### Your goal
Search the data for the word "display" and copy every line that contains it.

### Input records
——
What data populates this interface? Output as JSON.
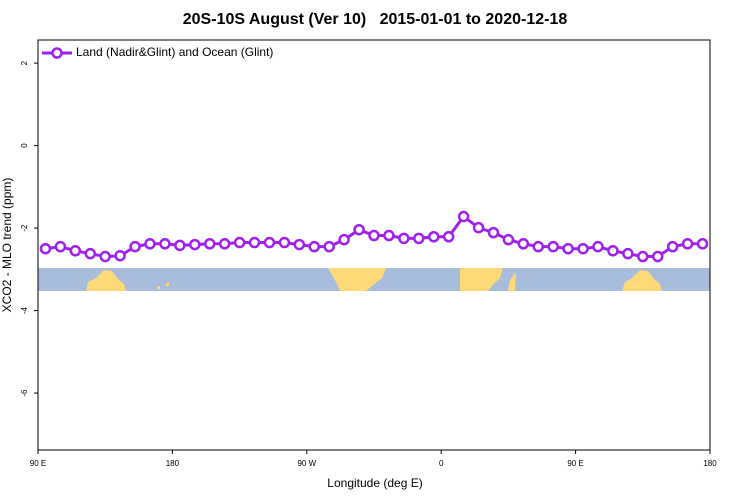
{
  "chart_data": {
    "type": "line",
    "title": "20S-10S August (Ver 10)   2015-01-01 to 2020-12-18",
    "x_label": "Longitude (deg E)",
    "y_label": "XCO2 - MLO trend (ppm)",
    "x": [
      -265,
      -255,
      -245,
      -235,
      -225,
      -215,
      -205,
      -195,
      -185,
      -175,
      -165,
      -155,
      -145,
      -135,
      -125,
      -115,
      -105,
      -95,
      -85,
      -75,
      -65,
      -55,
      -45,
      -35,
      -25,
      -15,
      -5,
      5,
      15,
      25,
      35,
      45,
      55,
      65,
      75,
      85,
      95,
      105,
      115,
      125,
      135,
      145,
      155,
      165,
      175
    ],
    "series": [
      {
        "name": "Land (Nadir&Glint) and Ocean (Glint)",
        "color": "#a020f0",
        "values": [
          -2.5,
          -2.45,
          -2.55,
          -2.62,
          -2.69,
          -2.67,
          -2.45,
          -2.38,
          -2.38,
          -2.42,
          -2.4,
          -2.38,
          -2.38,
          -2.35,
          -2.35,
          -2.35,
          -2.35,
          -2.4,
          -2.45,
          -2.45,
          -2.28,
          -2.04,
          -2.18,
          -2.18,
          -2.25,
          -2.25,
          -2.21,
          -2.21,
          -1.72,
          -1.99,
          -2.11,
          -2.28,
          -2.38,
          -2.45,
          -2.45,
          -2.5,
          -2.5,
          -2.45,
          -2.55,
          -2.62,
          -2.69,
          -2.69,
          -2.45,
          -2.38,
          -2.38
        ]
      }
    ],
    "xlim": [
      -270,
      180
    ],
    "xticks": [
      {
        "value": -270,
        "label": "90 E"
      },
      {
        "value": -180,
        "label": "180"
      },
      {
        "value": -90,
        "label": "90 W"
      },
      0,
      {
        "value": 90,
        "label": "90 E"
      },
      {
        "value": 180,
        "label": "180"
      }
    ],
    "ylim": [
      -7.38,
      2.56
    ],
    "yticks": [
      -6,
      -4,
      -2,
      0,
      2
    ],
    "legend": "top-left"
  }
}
——
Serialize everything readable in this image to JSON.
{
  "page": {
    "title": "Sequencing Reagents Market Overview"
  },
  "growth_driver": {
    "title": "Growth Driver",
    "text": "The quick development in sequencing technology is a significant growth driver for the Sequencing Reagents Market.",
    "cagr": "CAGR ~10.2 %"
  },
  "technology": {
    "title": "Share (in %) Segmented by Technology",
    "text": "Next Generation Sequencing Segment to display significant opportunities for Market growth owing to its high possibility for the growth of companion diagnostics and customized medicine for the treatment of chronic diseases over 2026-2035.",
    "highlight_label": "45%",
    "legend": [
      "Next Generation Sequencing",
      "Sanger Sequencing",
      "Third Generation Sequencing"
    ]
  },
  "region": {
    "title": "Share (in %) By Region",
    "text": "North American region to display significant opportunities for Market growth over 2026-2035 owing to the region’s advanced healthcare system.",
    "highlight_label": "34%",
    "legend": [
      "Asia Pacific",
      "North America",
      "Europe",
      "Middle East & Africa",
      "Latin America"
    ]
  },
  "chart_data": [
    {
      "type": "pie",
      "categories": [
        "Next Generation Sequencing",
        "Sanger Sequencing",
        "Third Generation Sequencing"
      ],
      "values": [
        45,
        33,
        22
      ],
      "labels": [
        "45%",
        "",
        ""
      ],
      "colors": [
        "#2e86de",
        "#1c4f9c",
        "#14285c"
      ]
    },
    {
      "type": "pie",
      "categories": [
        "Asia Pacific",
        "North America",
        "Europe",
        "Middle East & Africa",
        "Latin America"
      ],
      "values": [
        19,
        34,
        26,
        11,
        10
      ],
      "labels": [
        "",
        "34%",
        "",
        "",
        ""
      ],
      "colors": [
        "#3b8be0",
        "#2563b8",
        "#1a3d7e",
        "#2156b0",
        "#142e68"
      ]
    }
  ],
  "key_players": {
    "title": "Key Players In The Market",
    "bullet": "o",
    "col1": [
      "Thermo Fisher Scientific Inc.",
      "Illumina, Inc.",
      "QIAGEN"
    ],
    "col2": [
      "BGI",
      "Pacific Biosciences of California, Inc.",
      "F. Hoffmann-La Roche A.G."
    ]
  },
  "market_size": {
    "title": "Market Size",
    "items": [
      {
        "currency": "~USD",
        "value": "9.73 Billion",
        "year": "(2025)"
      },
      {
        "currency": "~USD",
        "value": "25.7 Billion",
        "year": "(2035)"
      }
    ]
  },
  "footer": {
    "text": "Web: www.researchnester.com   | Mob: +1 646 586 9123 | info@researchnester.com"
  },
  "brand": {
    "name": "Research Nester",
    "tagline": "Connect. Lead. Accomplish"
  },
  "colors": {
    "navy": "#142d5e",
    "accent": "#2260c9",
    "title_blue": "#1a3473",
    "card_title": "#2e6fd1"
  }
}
——
### Result of the exercise
    "text": "Next Generation Sequencing Segment to display significant opportunities for Market growth owing to its high possibility for the growth of companion diagnostics and customized medicine for the treatment of chronic diseases over 2026-2035.",
    "text": "North American region to display significant opportunities for Market growth over 2026-2035 owing to the region’s advanced healthcare system.",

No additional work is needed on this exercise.